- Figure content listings

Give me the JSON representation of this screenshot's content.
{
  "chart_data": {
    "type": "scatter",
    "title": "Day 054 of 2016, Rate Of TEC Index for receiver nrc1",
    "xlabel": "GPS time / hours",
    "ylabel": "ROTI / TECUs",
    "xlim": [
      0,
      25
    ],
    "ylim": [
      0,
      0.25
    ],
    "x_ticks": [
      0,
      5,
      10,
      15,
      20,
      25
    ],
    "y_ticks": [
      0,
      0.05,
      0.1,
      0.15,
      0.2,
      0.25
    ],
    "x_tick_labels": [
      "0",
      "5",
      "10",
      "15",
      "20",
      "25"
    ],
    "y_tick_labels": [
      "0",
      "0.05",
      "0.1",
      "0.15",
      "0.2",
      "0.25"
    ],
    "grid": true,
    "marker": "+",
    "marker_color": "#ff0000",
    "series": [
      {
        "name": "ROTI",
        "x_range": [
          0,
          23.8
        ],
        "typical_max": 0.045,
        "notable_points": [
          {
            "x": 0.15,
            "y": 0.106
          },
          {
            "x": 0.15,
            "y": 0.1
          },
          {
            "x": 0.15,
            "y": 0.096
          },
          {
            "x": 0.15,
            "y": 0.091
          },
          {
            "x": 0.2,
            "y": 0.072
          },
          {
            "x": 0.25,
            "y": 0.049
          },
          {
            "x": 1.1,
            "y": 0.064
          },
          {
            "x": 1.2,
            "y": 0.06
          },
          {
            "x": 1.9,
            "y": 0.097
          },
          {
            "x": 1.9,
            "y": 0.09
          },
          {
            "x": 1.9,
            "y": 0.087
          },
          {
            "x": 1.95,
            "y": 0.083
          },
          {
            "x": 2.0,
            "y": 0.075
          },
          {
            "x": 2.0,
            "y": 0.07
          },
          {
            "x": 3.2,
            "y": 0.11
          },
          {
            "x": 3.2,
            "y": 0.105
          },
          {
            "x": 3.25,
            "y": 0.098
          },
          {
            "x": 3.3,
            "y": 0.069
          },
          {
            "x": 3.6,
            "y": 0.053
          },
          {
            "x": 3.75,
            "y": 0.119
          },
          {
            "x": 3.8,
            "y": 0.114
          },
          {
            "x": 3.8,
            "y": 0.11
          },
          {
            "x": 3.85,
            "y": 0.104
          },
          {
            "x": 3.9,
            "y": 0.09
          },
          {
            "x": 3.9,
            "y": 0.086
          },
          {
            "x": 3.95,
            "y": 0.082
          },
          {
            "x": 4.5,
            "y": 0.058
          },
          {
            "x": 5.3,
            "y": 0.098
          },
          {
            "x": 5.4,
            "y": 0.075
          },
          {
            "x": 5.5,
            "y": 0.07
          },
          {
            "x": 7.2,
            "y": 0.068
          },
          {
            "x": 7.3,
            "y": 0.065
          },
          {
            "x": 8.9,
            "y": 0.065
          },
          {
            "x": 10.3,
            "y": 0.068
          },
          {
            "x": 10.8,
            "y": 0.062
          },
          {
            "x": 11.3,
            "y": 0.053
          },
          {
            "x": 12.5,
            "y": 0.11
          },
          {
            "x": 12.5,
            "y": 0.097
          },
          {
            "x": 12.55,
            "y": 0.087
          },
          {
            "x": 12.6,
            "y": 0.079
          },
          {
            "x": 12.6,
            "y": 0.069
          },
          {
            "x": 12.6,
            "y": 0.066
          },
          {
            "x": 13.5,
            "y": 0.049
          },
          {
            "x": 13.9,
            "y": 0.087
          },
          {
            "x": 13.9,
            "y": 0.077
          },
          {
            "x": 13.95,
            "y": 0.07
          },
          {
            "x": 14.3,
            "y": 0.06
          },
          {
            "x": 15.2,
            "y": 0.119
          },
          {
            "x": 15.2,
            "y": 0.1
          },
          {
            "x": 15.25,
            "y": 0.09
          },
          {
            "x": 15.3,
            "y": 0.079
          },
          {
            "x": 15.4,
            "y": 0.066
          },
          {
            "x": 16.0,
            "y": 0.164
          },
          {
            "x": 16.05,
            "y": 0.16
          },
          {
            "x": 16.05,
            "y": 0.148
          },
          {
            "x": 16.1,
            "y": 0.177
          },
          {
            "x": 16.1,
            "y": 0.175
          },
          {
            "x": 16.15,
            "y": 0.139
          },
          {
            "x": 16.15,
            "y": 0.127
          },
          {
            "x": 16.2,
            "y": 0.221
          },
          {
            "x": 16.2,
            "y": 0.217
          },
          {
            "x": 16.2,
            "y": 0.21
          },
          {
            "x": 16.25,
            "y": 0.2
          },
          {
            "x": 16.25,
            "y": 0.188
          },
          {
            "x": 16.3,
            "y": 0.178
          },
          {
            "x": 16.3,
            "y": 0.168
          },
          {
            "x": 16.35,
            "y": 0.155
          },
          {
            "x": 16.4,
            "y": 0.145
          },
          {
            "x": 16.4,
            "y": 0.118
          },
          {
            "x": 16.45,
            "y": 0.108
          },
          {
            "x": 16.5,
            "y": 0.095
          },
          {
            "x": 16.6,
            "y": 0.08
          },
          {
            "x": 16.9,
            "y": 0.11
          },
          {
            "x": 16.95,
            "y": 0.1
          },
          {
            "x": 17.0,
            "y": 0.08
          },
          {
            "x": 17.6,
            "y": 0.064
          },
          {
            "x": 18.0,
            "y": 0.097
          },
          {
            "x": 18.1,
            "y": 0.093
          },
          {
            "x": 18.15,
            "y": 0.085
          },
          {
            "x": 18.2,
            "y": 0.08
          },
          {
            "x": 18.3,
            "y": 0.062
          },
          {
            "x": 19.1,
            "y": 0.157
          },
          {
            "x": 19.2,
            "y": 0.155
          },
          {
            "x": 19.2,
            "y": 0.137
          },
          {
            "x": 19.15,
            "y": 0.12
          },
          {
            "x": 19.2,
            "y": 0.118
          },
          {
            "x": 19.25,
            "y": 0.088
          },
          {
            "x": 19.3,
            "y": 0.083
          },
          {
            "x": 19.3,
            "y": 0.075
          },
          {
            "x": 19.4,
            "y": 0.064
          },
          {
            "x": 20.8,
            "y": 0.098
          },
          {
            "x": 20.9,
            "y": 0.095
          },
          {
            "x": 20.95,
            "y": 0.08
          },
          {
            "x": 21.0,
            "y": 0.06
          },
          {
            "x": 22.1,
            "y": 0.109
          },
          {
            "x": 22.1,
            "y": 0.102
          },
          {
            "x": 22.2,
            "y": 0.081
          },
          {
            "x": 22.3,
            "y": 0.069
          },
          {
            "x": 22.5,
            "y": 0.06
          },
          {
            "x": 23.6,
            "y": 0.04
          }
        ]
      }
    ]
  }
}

- WHAT YOU NEED TO DO
Transcribe the entire listing above precisely.

- TASK SOLUTION
Give me the JSON representation of this screenshot's content.
{
  "chart_data": {
    "type": "scatter",
    "title": "Day 054 of 2016, Rate Of TEC Index for receiver nrc1",
    "xlabel": "GPS time / hours",
    "ylabel": "ROTI / TECUs",
    "xlim": [
      0,
      25
    ],
    "ylim": [
      0,
      0.25
    ],
    "x_ticks": [
      0,
      5,
      10,
      15,
      20,
      25
    ],
    "y_ticks": [
      0,
      0.05,
      0.1,
      0.15,
      0.2,
      0.25
    ],
    "x_tick_labels": [
      "0",
      "5",
      "10",
      "15",
      "20",
      "25"
    ],
    "y_tick_labels": [
      "0",
      "0.05",
      "0.1",
      "0.15",
      "0.2",
      "0.25"
    ],
    "grid": true,
    "marker": "+",
    "marker_color": "#ff0000",
    "series": [
      {
        "name": "ROTI",
        "x_range": [
          0,
          23.8
        ],
        "typical_max": 0.045,
        "notable_points": [
          {
            "x": 0.15,
            "y": 0.106
          },
          {
            "x": 0.15,
            "y": 0.1
          },
          {
            "x": 0.15,
            "y": 0.096
          },
          {
            "x": 0.15,
            "y": 0.091
          },
          {
            "x": 0.2,
            "y": 0.072
          },
          {
            "x": 0.25,
            "y": 0.049
          },
          {
            "x": 1.1,
            "y": 0.064
          },
          {
            "x": 1.2,
            "y": 0.06
          },
          {
            "x": 1.9,
            "y": 0.097
          },
          {
            "x": 1.9,
            "y": 0.09
          },
          {
            "x": 1.9,
            "y": 0.087
          },
          {
            "x": 1.95,
            "y": 0.083
          },
          {
            "x": 2.0,
            "y": 0.075
          },
          {
            "x": 2.0,
            "y": 0.07
          },
          {
            "x": 3.2,
            "y": 0.11
          },
          {
            "x": 3.2,
            "y": 0.105
          },
          {
            "x": 3.25,
            "y": 0.098
          },
          {
            "x": 3.3,
            "y": 0.069
          },
          {
            "x": 3.6,
            "y": 0.053
          },
          {
            "x": 3.75,
            "y": 0.119
          },
          {
            "x": 3.8,
            "y": 0.114
          },
          {
            "x": 3.8,
            "y": 0.11
          },
          {
            "x": 3.85,
            "y": 0.104
          },
          {
            "x": 3.9,
            "y": 0.09
          },
          {
            "x": 3.9,
            "y": 0.086
          },
          {
            "x": 3.95,
            "y": 0.082
          },
          {
            "x": 4.5,
            "y": 0.058
          },
          {
            "x": 5.3,
            "y": 0.098
          },
          {
            "x": 5.4,
            "y": 0.075
          },
          {
            "x": 5.5,
            "y": 0.07
          },
          {
            "x": 7.2,
            "y": 0.068
          },
          {
            "x": 7.3,
            "y": 0.065
          },
          {
            "x": 8.9,
            "y": 0.065
          },
          {
            "x": 10.3,
            "y": 0.068
          },
          {
            "x": 10.8,
            "y": 0.062
          },
          {
            "x": 11.3,
            "y": 0.053
          },
          {
            "x": 12.5,
            "y": 0.11
          },
          {
            "x": 12.5,
            "y": 0.097
          },
          {
            "x": 12.55,
            "y": 0.087
          },
          {
            "x": 12.6,
            "y": 0.079
          },
          {
            "x": 12.6,
            "y": 0.069
          },
          {
            "x": 12.6,
            "y": 0.066
          },
          {
            "x": 13.5,
            "y": 0.049
          },
          {
            "x": 13.9,
            "y": 0.087
          },
          {
            "x": 13.9,
            "y": 0.077
          },
          {
            "x": 13.95,
            "y": 0.07
          },
          {
            "x": 14.3,
            "y": 0.06
          },
          {
            "x": 15.2,
            "y": 0.119
          },
          {
            "x": 15.2,
            "y": 0.1
          },
          {
            "x": 15.25,
            "y": 0.09
          },
          {
            "x": 15.3,
            "y": 0.079
          },
          {
            "x": 15.4,
            "y": 0.066
          },
          {
            "x": 16.0,
            "y": 0.164
          },
          {
            "x": 16.05,
            "y": 0.16
          },
          {
            "x": 16.05,
            "y": 0.148
          },
          {
            "x": 16.1,
            "y": 0.177
          },
          {
            "x": 16.1,
            "y": 0.175
          },
          {
            "x": 16.15,
            "y": 0.139
          },
          {
            "x": 16.15,
            "y": 0.127
          },
          {
            "x": 16.2,
            "y": 0.221
          },
          {
            "x": 16.2,
            "y": 0.217
          },
          {
            "x": 16.2,
            "y": 0.21
          },
          {
            "x": 16.25,
            "y": 0.2
          },
          {
            "x": 16.25,
            "y": 0.188
          },
          {
            "x": 16.3,
            "y": 0.178
          },
          {
            "x": 16.3,
            "y": 0.168
          },
          {
            "x": 16.35,
            "y": 0.155
          },
          {
            "x": 16.4,
            "y": 0.145
          },
          {
            "x": 16.4,
            "y": 0.118
          },
          {
            "x": 16.45,
            "y": 0.108
          },
          {
            "x": 16.5,
            "y": 0.095
          },
          {
            "x": 16.6,
            "y": 0.08
          },
          {
            "x": 16.9,
            "y": 0.11
          },
          {
            "x": 16.95,
            "y": 0.1
          },
          {
            "x": 17.0,
            "y": 0.08
          },
          {
            "x": 17.6,
            "y": 0.064
          },
          {
            "x": 18.0,
            "y": 0.097
          },
          {
            "x": 18.1,
            "y": 0.093
          },
          {
            "x": 18.15,
            "y": 0.085
          },
          {
            "x": 18.2,
            "y": 0.08
          },
          {
            "x": 18.3,
            "y": 0.062
          },
          {
            "x": 19.1,
            "y": 0.157
          },
          {
            "x": 19.2,
            "y": 0.155
          },
          {
            "x": 19.2,
            "y": 0.137
          },
          {
            "x": 19.15,
            "y": 0.12
          },
          {
            "x": 19.2,
            "y": 0.118
          },
          {
            "x": 19.25,
            "y": 0.088
          },
          {
            "x": 19.3,
            "y": 0.083
          },
          {
            "x": 19.3,
            "y": 0.075
          },
          {
            "x": 19.4,
            "y": 0.064
          },
          {
            "x": 20.8,
            "y": 0.098
          },
          {
            "x": 20.9,
            "y": 0.095
          },
          {
            "x": 20.95,
            "y": 0.08
          },
          {
            "x": 21.0,
            "y": 0.06
          },
          {
            "x": 22.1,
            "y": 0.109
          },
          {
            "x": 22.1,
            "y": 0.102
          },
          {
            "x": 22.2,
            "y": 0.081
          },
          {
            "x": 22.3,
            "y": 0.069
          },
          {
            "x": 22.5,
            "y": 0.06
          },
          {
            "x": 23.6,
            "y": 0.04
          }
        ]
      }
    ]
  }
}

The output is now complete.